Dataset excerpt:
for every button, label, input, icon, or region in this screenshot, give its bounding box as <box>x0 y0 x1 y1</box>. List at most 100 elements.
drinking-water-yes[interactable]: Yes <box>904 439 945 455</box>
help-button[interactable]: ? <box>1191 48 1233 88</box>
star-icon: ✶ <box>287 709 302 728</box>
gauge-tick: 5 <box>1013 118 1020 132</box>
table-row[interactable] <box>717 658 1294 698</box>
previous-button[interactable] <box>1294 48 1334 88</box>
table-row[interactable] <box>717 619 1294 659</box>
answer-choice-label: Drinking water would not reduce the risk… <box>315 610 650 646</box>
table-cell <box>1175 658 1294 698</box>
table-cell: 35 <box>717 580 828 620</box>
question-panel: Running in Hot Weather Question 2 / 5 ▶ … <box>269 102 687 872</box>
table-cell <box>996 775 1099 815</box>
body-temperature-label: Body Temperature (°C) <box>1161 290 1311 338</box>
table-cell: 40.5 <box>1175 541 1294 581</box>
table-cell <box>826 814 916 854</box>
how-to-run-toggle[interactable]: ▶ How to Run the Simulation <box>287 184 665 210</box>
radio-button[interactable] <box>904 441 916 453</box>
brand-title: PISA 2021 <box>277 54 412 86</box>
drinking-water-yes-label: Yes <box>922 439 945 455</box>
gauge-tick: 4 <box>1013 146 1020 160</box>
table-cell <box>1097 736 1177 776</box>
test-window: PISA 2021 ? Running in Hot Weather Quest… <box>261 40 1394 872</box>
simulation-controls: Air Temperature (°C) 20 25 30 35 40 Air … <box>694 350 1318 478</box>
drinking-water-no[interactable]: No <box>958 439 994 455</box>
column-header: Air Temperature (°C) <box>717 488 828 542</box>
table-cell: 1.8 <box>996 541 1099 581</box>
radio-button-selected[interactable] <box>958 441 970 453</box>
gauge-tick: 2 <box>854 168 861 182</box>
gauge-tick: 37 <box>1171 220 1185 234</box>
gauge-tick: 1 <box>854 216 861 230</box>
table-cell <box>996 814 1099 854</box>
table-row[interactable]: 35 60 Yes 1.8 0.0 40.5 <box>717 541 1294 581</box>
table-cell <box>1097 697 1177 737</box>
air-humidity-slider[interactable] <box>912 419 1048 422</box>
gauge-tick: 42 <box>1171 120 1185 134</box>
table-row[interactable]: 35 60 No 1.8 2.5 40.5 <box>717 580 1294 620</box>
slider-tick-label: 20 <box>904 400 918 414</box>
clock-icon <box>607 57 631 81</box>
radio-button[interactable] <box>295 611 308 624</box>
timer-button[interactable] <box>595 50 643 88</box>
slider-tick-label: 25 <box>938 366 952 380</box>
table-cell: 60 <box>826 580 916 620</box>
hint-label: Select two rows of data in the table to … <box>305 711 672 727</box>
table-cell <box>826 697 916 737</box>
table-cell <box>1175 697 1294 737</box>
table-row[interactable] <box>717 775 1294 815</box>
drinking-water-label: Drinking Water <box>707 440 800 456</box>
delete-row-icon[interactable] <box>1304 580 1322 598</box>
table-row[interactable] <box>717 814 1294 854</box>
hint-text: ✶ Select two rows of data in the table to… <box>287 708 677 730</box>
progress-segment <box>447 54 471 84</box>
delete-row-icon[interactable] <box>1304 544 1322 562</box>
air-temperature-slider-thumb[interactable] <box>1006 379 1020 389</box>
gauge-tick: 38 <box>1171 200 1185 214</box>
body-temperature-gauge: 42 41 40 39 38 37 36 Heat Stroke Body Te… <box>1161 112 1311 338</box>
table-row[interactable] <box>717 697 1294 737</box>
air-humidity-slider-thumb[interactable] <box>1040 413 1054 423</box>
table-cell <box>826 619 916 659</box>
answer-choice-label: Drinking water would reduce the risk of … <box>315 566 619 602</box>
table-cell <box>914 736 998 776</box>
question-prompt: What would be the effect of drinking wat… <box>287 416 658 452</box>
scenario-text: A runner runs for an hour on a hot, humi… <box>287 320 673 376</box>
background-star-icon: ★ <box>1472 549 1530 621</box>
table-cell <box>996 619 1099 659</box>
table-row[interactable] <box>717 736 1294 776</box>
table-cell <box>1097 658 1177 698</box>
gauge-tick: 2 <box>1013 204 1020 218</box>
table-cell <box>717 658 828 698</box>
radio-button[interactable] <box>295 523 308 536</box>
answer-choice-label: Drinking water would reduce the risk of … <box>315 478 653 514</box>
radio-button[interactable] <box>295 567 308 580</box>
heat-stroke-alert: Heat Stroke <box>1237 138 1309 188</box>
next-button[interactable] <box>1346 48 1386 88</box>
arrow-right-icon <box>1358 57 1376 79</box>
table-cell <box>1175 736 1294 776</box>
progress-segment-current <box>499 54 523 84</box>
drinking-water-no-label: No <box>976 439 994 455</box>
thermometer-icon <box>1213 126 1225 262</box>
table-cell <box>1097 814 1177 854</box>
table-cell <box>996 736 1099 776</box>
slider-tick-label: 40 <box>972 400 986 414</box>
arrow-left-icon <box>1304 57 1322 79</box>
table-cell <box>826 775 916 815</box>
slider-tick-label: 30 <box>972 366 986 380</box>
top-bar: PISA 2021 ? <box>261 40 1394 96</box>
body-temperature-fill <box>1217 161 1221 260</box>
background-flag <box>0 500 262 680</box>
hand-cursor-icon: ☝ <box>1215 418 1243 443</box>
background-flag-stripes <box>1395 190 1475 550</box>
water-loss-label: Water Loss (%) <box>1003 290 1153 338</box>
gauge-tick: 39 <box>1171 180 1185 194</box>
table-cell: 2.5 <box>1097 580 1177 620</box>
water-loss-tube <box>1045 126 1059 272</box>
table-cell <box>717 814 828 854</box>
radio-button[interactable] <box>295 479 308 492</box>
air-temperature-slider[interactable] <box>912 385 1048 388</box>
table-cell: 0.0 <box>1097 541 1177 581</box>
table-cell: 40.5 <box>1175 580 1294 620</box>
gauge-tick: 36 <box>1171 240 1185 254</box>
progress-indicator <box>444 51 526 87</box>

Objective – Render the lines above as a Markdown table with two columns, "Row" and "Line", numbering each line in order and leaving out any blank lines.

Response to this task –
| Row | Line |
|---|---|
| 1 | for every button, label, input, icon, or region in this screenshot, give its bounding box as <box>x0 y0 x1 y1</box>. List at most 100 elements. |
| 2 | drinking-water-yes[interactable]: Yes <box>904 439 945 455</box> |
| 3 | help-button[interactable]: ? <box>1191 48 1233 88</box> |
| 4 | star-icon: ✶ <box>287 709 302 728</box> |
| 5 | gauge-tick: 5 <box>1013 118 1020 132</box> |
| 6 | table-row[interactable] <box>717 658 1294 698</box> |
| 7 | previous-button[interactable] <box>1294 48 1334 88</box> |
| 8 | table-row[interactable] <box>717 619 1294 659</box> |
| 9 | answer-choice-label: Drinking water would not reduce the risk… <box>315 610 650 646</box> |
| 10 | table-cell <box>1175 658 1294 698</box> |
| 11 | table-cell: 35 <box>717 580 828 620</box> |
| 12 | question-panel: Running in Hot Weather Question 2 / 5 ▶ … <box>269 102 687 872</box> |
| 13 | table-cell <box>996 775 1099 815</box> |
| 14 | body-temperature-label: Body Temperature (°C) <box>1161 290 1311 338</box> |
| 15 | table-cell: 40.5 <box>1175 541 1294 581</box> |
| 16 | table-cell <box>826 814 916 854</box> |
| 17 | how-to-run-toggle[interactable]: ▶ How to Run the Simulation <box>287 184 665 210</box> |
| 18 | radio-button[interactable] <box>904 441 916 453</box> |
| 19 | brand-title: PISA 2021 <box>277 54 412 86</box> |
| 20 | drinking-water-yes-label: Yes <box>922 439 945 455</box> |
| 21 | gauge-tick: 4 <box>1013 146 1020 160</box> |
| 22 | table-cell <box>1097 736 1177 776</box> |
| 23 | test-window: PISA 2021 ? Running in Hot Weather Quest… <box>261 40 1394 872</box> |
| 24 | simulation-controls: Air Temperature (°C) 20 25 30 35 40 Air … <box>694 350 1318 478</box> |
| 25 | drinking-water-no[interactable]: No <box>958 439 994 455</box> |
| 26 | column-header: Air Temperature (°C) <box>717 488 828 542</box> |
| 27 | table-cell: 1.8 <box>996 541 1099 581</box> |
| 28 | radio-button-selected[interactable] <box>958 441 970 453</box> |
| 29 | gauge-tick: 2 <box>854 168 861 182</box> |
| 30 | gauge-tick: 37 <box>1171 220 1185 234</box> |
| 31 | gauge-tick: 1 <box>854 216 861 230</box> |
| 32 | table-cell <box>996 814 1099 854</box> |
| 33 | table-row[interactable]: 35 60 Yes 1.8 0.0 40.5 <box>717 541 1294 581</box> |
| 34 | table-cell <box>1097 697 1177 737</box> |
| 35 | air-humidity-slider[interactable] <box>912 419 1048 422</box> |
| 36 | gauge-tick: 42 <box>1171 120 1185 134</box> |
| 37 | table-row[interactable]: 35 60 No 1.8 2.5 40.5 <box>717 580 1294 620</box> |
| 38 | slider-tick-label: 20 <box>904 400 918 414</box> |
| 39 | clock-icon <box>607 57 631 81</box> |
| 40 | radio-button[interactable] <box>295 611 308 624</box> |
| 41 | timer-button[interactable] <box>595 50 643 88</box> |
| 42 | slider-tick-label: 25 <box>938 366 952 380</box> |
| 43 | table-cell: 60 <box>826 580 916 620</box> |
| 44 | hint-label: Select two rows of data in the table to … <box>305 711 672 727</box> |
| 45 | table-cell <box>826 697 916 737</box> |
| 46 | table-cell <box>1175 697 1294 737</box> |
| 47 | table-row[interactable] <box>717 775 1294 815</box> |
| 48 | drinking-water-label: Drinking Water <box>707 440 800 456</box> |
| 49 | delete-row-icon[interactable] <box>1304 580 1322 598</box> |
| 50 | table-row[interactable] <box>717 814 1294 854</box> |
| 51 | hint-text: ✶ Select two rows of data in the table to… <box>287 708 677 730</box> |
| 52 | progress-segment <box>447 54 471 84</box> |
| 53 | delete-row-icon[interactable] <box>1304 544 1322 562</box> |
| 54 | air-temperature-slider-thumb[interactable] <box>1006 379 1020 389</box> |
| 55 | gauge-tick: 38 <box>1171 200 1185 214</box> |
| 56 | body-temperature-gauge: 42 41 40 39 38 37 36 Heat Stroke Body Te… <box>1161 112 1311 338</box> |
| 57 | table-row[interactable] <box>717 697 1294 737</box> |
| 58 | air-humidity-slider-thumb[interactable] <box>1040 413 1054 423</box> |
| 59 | table-cell <box>826 619 916 659</box> |
| 60 | answer-choice-label: Drinking water would reduce the risk of … <box>315 566 619 602</box> |
| 61 | table-cell <box>914 736 998 776</box> |
| 62 | question-prompt: What would be the effect of drinking wat… <box>287 416 658 452</box> |
| 63 | scenario-text: A runner runs for an hour on a hot, humi… <box>287 320 673 376</box> |
| 64 | background-star-icon: ★ <box>1472 549 1530 621</box> |
| 65 | table-cell <box>996 619 1099 659</box> |
| 66 | table-row[interactable] <box>717 736 1294 776</box> |
| 67 | table-cell <box>1097 658 1177 698</box> |
| 68 | gauge-tick: 2 <box>1013 204 1020 218</box> |
| 69 | table-cell <box>717 658 828 698</box> |
| 70 | radio-button[interactable] <box>295 523 308 536</box> |
| 71 | answer-choice-label: Drinking water would reduce the risk of … <box>315 478 653 514</box> |
| 72 | radio-button[interactable] <box>295 567 308 580</box> |
| 73 | heat-stroke-alert: Heat Stroke <box>1237 138 1309 188</box> |
| 74 | next-button[interactable] <box>1346 48 1386 88</box> |
| 75 | arrow-right-icon <box>1358 57 1376 79</box> |
| 76 | table-cell <box>1175 736 1294 776</box> |
| 77 | progress-segment-current <box>499 54 523 84</box> |
| 78 | drinking-water-no-label: No <box>976 439 994 455</box> |
| 79 | thermometer-icon <box>1213 126 1225 262</box> |
| 80 | table-cell <box>1097 814 1177 854</box> |
| 81 | table-cell <box>996 736 1099 776</box> |
| 82 | slider-tick-label: 40 <box>972 400 986 414</box> |
| 83 | arrow-left-icon <box>1304 57 1322 79</box> |
| 84 | table-cell <box>826 775 916 815</box> |
| 85 | slider-tick-label: 30 <box>972 366 986 380</box> |
| 86 | top-bar: PISA 2021 ? <box>261 40 1394 96</box> |
| 87 | body-temperature-fill <box>1217 161 1221 260</box> |
| 88 | background-flag <box>0 500 262 680</box> |
| 89 | hand-cursor-icon: ☝ <box>1215 418 1243 443</box> |
| 90 | background-flag-stripes <box>1395 190 1475 550</box> |
| 91 | water-loss-label: Water Loss (%) <box>1003 290 1153 338</box> |
| 92 | gauge-tick: 39 <box>1171 180 1185 194</box> |
| 93 | table-cell: 2.5 <box>1097 580 1177 620</box> |
| 94 | water-loss-tube <box>1045 126 1059 272</box> |
| 95 | table-cell <box>717 814 828 854</box> |
| 96 | radio-button[interactable] <box>295 479 308 492</box> |
| 97 | air-temperature-slider[interactable] <box>912 385 1048 388</box> |
| 98 | table-cell: 0.0 <box>1097 541 1177 581</box> |
| 99 | table-cell: 40.5 <box>1175 580 1294 620</box> |
| 100 | gauge-tick: 36 <box>1171 240 1185 254</box> |
| 101 | progress-indicator <box>444 51 526 87</box> |